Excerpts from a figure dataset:
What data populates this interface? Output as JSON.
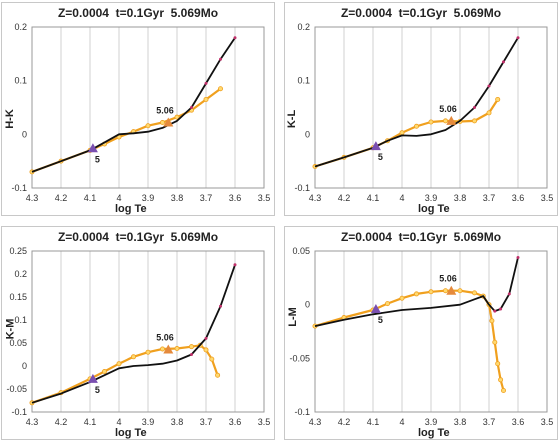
{
  "chart_data": [
    {
      "type": "line",
      "title": "Z=0.0004  t=0.1Gyr  5.069Mo",
      "xlabel": "log Te",
      "ylabel": "H-K",
      "xlim": [
        4.3,
        3.5
      ],
      "ylim": [
        -0.1,
        0.2
      ],
      "xticks": [
        "4.3",
        "4.2",
        "4.1",
        "4",
        "3.9",
        "3.8",
        "3.7",
        "3.6",
        "3.5"
      ],
      "yticks": [
        "-0.1",
        "0",
        "0.1",
        "0.2"
      ],
      "grid": "vertical",
      "series": [
        {
          "color": "#111111",
          "x": [
            4.3,
            4.2,
            4.1,
            4.05,
            4.0,
            3.95,
            3.9,
            3.85,
            3.8,
            3.75,
            3.7,
            3.65,
            3.6
          ],
          "y": [
            -0.07,
            -0.05,
            -0.03,
            -0.015,
            0.0,
            0.002,
            0.005,
            0.012,
            0.025,
            0.05,
            0.095,
            0.14,
            0.18
          ]
        },
        {
          "color": "#f0a01e",
          "x": [
            4.3,
            4.2,
            4.1,
            4.05,
            4.0,
            3.95,
            3.9,
            3.85,
            3.8,
            3.75,
            3.7,
            3.65
          ],
          "y": [
            -0.07,
            -0.05,
            -0.03,
            -0.018,
            -0.005,
            0.005,
            0.016,
            0.022,
            0.032,
            0.045,
            0.065,
            0.085
          ]
        }
      ],
      "annotations": [
        {
          "text": "5",
          "x": 4.09,
          "y": -0.026,
          "marker": "triangle",
          "color": "#7a4fb0"
        },
        {
          "text": "5.06",
          "x": 3.83,
          "y": 0.022,
          "marker": "triangle",
          "color": "#e58a3c"
        }
      ]
    },
    {
      "type": "line",
      "title": "Z=0.0004  t=0.1Gyr  5.069Mo",
      "xlabel": "log Te",
      "ylabel": "K-L",
      "xlim": [
        4.3,
        3.5
      ],
      "ylim": [
        -0.1,
        0.2
      ],
      "xticks": [
        "4.3",
        "4.2",
        "4.1",
        "4",
        "3.9",
        "3.8",
        "3.7",
        "3.6",
        "3.5"
      ],
      "yticks": [
        "-0.1",
        "0",
        "0.1",
        "0.2"
      ],
      "grid": "vertical",
      "series": [
        {
          "color": "#111111",
          "x": [
            4.3,
            4.2,
            4.1,
            4.05,
            4.0,
            3.95,
            3.9,
            3.85,
            3.8,
            3.75,
            3.7,
            3.65,
            3.6
          ],
          "y": [
            -0.06,
            -0.043,
            -0.025,
            -0.012,
            -0.002,
            -0.003,
            0.0,
            0.008,
            0.025,
            0.05,
            0.09,
            0.135,
            0.18
          ]
        },
        {
          "color": "#f0a01e",
          "x": [
            4.3,
            4.2,
            4.1,
            4.05,
            4.0,
            3.95,
            3.9,
            3.85,
            3.8,
            3.75,
            3.7,
            3.67
          ],
          "y": [
            -0.06,
            -0.043,
            -0.025,
            -0.012,
            0.003,
            0.015,
            0.023,
            0.025,
            0.024,
            0.025,
            0.04,
            0.065
          ]
        }
      ],
      "annotations": [
        {
          "text": "5",
          "x": 4.09,
          "y": -0.022,
          "marker": "triangle",
          "color": "#7a4fb0"
        },
        {
          "text": "5.06",
          "x": 3.83,
          "y": 0.025,
          "marker": "triangle",
          "color": "#e58a3c"
        }
      ]
    },
    {
      "type": "line",
      "title": "Z=0.0004  t=0.1Gyr  5.069Mo",
      "xlabel": "log Te",
      "ylabel": "K-M",
      "xlim": [
        4.3,
        3.5
      ],
      "ylim": [
        -0.1,
        0.25
      ],
      "xticks": [
        "4.3",
        "4.2",
        "4.1",
        "4",
        "3.9",
        "3.8",
        "3.7",
        "3.6",
        "3.5"
      ],
      "yticks": [
        "-0.1",
        "-0.05",
        "0",
        "0.05",
        "0.1",
        "0.15",
        "0.2",
        "0.25"
      ],
      "grid": "vertical",
      "series": [
        {
          "color": "#111111",
          "x": [
            4.3,
            4.2,
            4.1,
            4.05,
            4.0,
            3.95,
            3.9,
            3.85,
            3.8,
            3.75,
            3.7,
            3.65,
            3.6
          ],
          "y": [
            -0.08,
            -0.06,
            -0.035,
            -0.02,
            -0.005,
            0.0,
            0.002,
            0.005,
            0.012,
            0.025,
            0.06,
            0.13,
            0.22
          ]
        },
        {
          "color": "#f0a01e",
          "x": [
            4.3,
            4.2,
            4.1,
            4.05,
            4.0,
            3.95,
            3.9,
            3.85,
            3.8,
            3.75,
            3.72,
            3.7,
            3.68,
            3.66
          ],
          "y": [
            -0.08,
            -0.058,
            -0.028,
            -0.012,
            0.005,
            0.02,
            0.03,
            0.037,
            0.038,
            0.042,
            0.045,
            0.035,
            0.015,
            -0.02
          ]
        }
      ],
      "annotations": [
        {
          "text": "5",
          "x": 4.09,
          "y": -0.028,
          "marker": "triangle",
          "color": "#7a4fb0"
        },
        {
          "text": "5.06",
          "x": 3.83,
          "y": 0.036,
          "marker": "triangle",
          "color": "#e58a3c"
        }
      ]
    },
    {
      "type": "line",
      "title": "Z=0.0004  t=0.1Gyr  5.069Mo",
      "xlabel": "log Te",
      "ylabel": "L-M",
      "xlim": [
        4.3,
        3.5
      ],
      "ylim": [
        -0.1,
        0.05
      ],
      "xticks": [
        "4.3",
        "4.2",
        "4.1",
        "4",
        "3.9",
        "3.8",
        "3.7",
        "3.6",
        "3.5"
      ],
      "yticks": [
        "-0.1",
        "-0.05",
        "0",
        "0.05"
      ],
      "grid": "vertical",
      "series": [
        {
          "color": "#111111",
          "x": [
            4.3,
            4.2,
            4.1,
            4.0,
            3.9,
            3.8,
            3.75,
            3.72,
            3.7,
            3.68,
            3.66,
            3.63,
            3.6
          ],
          "y": [
            -0.02,
            -0.014,
            -0.009,
            -0.005,
            -0.003,
            0.0,
            0.005,
            0.008,
            0.0,
            -0.006,
            -0.004,
            0.01,
            0.044
          ]
        },
        {
          "color": "#f0a01e",
          "x": [
            4.3,
            4.2,
            4.1,
            4.05,
            4.0,
            3.95,
            3.9,
            3.85,
            3.8,
            3.75,
            3.72,
            3.7,
            3.69,
            3.68,
            3.67,
            3.66,
            3.65
          ],
          "y": [
            -0.02,
            -0.012,
            -0.005,
            0.001,
            0.006,
            0.01,
            0.012,
            0.013,
            0.013,
            0.011,
            0.008,
            0.0,
            -0.015,
            -0.035,
            -0.055,
            -0.07,
            -0.08
          ]
        }
      ],
      "annotations": [
        {
          "text": "5",
          "x": 4.09,
          "y": -0.004,
          "marker": "triangle",
          "color": "#7a4fb0"
        },
        {
          "text": "5.06",
          "x": 3.83,
          "y": 0.013,
          "marker": "triangle",
          "color": "#e58a3c"
        }
      ]
    }
  ]
}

● **To be done**: Every entry above is to be set down exactly; the pictures are to be left out.

● **Solution**:
What data populates this interface? Output as JSON.
{
  "chart_data": [
    {
      "type": "line",
      "title": "Z=0.0004  t=0.1Gyr  5.069Mo",
      "xlabel": "log Te",
      "ylabel": "H-K",
      "xlim": [
        4.3,
        3.5
      ],
      "ylim": [
        -0.1,
        0.2
      ],
      "xticks": [
        "4.3",
        "4.2",
        "4.1",
        "4",
        "3.9",
        "3.8",
        "3.7",
        "3.6",
        "3.5"
      ],
      "yticks": [
        "-0.1",
        "0",
        "0.1",
        "0.2"
      ],
      "grid": "vertical",
      "series": [
        {
          "color": "#111111",
          "x": [
            4.3,
            4.2,
            4.1,
            4.05,
            4.0,
            3.95,
            3.9,
            3.85,
            3.8,
            3.75,
            3.7,
            3.65,
            3.6
          ],
          "y": [
            -0.07,
            -0.05,
            -0.03,
            -0.015,
            0.0,
            0.002,
            0.005,
            0.012,
            0.025,
            0.05,
            0.095,
            0.14,
            0.18
          ]
        },
        {
          "color": "#f0a01e",
          "x": [
            4.3,
            4.2,
            4.1,
            4.05,
            4.0,
            3.95,
            3.9,
            3.85,
            3.8,
            3.75,
            3.7,
            3.65
          ],
          "y": [
            -0.07,
            -0.05,
            -0.03,
            -0.018,
            -0.005,
            0.005,
            0.016,
            0.022,
            0.032,
            0.045,
            0.065,
            0.085
          ]
        }
      ],
      "annotations": [
        {
          "text": "5",
          "x": 4.09,
          "y": -0.026,
          "marker": "triangle",
          "color": "#7a4fb0"
        },
        {
          "text": "5.06",
          "x": 3.83,
          "y": 0.022,
          "marker": "triangle",
          "color": "#e58a3c"
        }
      ]
    },
    {
      "type": "line",
      "title": "Z=0.0004  t=0.1Gyr  5.069Mo",
      "xlabel": "log Te",
      "ylabel": "K-L",
      "xlim": [
        4.3,
        3.5
      ],
      "ylim": [
        -0.1,
        0.2
      ],
      "xticks": [
        "4.3",
        "4.2",
        "4.1",
        "4",
        "3.9",
        "3.8",
        "3.7",
        "3.6",
        "3.5"
      ],
      "yticks": [
        "-0.1",
        "0",
        "0.1",
        "0.2"
      ],
      "grid": "vertical",
      "series": [
        {
          "color": "#111111",
          "x": [
            4.3,
            4.2,
            4.1,
            4.05,
            4.0,
            3.95,
            3.9,
            3.85,
            3.8,
            3.75,
            3.7,
            3.65,
            3.6
          ],
          "y": [
            -0.06,
            -0.043,
            -0.025,
            -0.012,
            -0.002,
            -0.003,
            0.0,
            0.008,
            0.025,
            0.05,
            0.09,
            0.135,
            0.18
          ]
        },
        {
          "color": "#f0a01e",
          "x": [
            4.3,
            4.2,
            4.1,
            4.05,
            4.0,
            3.95,
            3.9,
            3.85,
            3.8,
            3.75,
            3.7,
            3.67
          ],
          "y": [
            -0.06,
            -0.043,
            -0.025,
            -0.012,
            0.003,
            0.015,
            0.023,
            0.025,
            0.024,
            0.025,
            0.04,
            0.065
          ]
        }
      ],
      "annotations": [
        {
          "text": "5",
          "x": 4.09,
          "y": -0.022,
          "marker": "triangle",
          "color": "#7a4fb0"
        },
        {
          "text": "5.06",
          "x": 3.83,
          "y": 0.025,
          "marker": "triangle",
          "color": "#e58a3c"
        }
      ]
    },
    {
      "type": "line",
      "title": "Z=0.0004  t=0.1Gyr  5.069Mo",
      "xlabel": "log Te",
      "ylabel": "K-M",
      "xlim": [
        4.3,
        3.5
      ],
      "ylim": [
        -0.1,
        0.25
      ],
      "xticks": [
        "4.3",
        "4.2",
        "4.1",
        "4",
        "3.9",
        "3.8",
        "3.7",
        "3.6",
        "3.5"
      ],
      "yticks": [
        "-0.1",
        "-0.05",
        "0",
        "0.05",
        "0.1",
        "0.15",
        "0.2",
        "0.25"
      ],
      "grid": "vertical",
      "series": [
        {
          "color": "#111111",
          "x": [
            4.3,
            4.2,
            4.1,
            4.05,
            4.0,
            3.95,
            3.9,
            3.85,
            3.8,
            3.75,
            3.7,
            3.65,
            3.6
          ],
          "y": [
            -0.08,
            -0.06,
            -0.035,
            -0.02,
            -0.005,
            0.0,
            0.002,
            0.005,
            0.012,
            0.025,
            0.06,
            0.13,
            0.22
          ]
        },
        {
          "color": "#f0a01e",
          "x": [
            4.3,
            4.2,
            4.1,
            4.05,
            4.0,
            3.95,
            3.9,
            3.85,
            3.8,
            3.75,
            3.72,
            3.7,
            3.68,
            3.66
          ],
          "y": [
            -0.08,
            -0.058,
            -0.028,
            -0.012,
            0.005,
            0.02,
            0.03,
            0.037,
            0.038,
            0.042,
            0.045,
            0.035,
            0.015,
            -0.02
          ]
        }
      ],
      "annotations": [
        {
          "text": "5",
          "x": 4.09,
          "y": -0.028,
          "marker": "triangle",
          "color": "#7a4fb0"
        },
        {
          "text": "5.06",
          "x": 3.83,
          "y": 0.036,
          "marker": "triangle",
          "color": "#e58a3c"
        }
      ]
    },
    {
      "type": "line",
      "title": "Z=0.0004  t=0.1Gyr  5.069Mo",
      "xlabel": "log Te",
      "ylabel": "L-M",
      "xlim": [
        4.3,
        3.5
      ],
      "ylim": [
        -0.1,
        0.05
      ],
      "xticks": [
        "4.3",
        "4.2",
        "4.1",
        "4",
        "3.9",
        "3.8",
        "3.7",
        "3.6",
        "3.5"
      ],
      "yticks": [
        "-0.1",
        "-0.05",
        "0",
        "0.05"
      ],
      "grid": "vertical",
      "series": [
        {
          "color": "#111111",
          "x": [
            4.3,
            4.2,
            4.1,
            4.0,
            3.9,
            3.8,
            3.75,
            3.72,
            3.7,
            3.68,
            3.66,
            3.63,
            3.6
          ],
          "y": [
            -0.02,
            -0.014,
            -0.009,
            -0.005,
            -0.003,
            0.0,
            0.005,
            0.008,
            0.0,
            -0.006,
            -0.004,
            0.01,
            0.044
          ]
        },
        {
          "color": "#f0a01e",
          "x": [
            4.3,
            4.2,
            4.1,
            4.05,
            4.0,
            3.95,
            3.9,
            3.85,
            3.8,
            3.75,
            3.72,
            3.7,
            3.69,
            3.68,
            3.67,
            3.66,
            3.65
          ],
          "y": [
            -0.02,
            -0.012,
            -0.005,
            0.001,
            0.006,
            0.01,
            0.012,
            0.013,
            0.013,
            0.011,
            0.008,
            0.0,
            -0.015,
            -0.035,
            -0.055,
            -0.07,
            -0.08
          ]
        }
      ],
      "annotations": [
        {
          "text": "5",
          "x": 4.09,
          "y": -0.004,
          "marker": "triangle",
          "color": "#7a4fb0"
        },
        {
          "text": "5.06",
          "x": 3.83,
          "y": 0.013,
          "marker": "triangle",
          "color": "#e58a3c"
        }
      ]
    }
  ]
}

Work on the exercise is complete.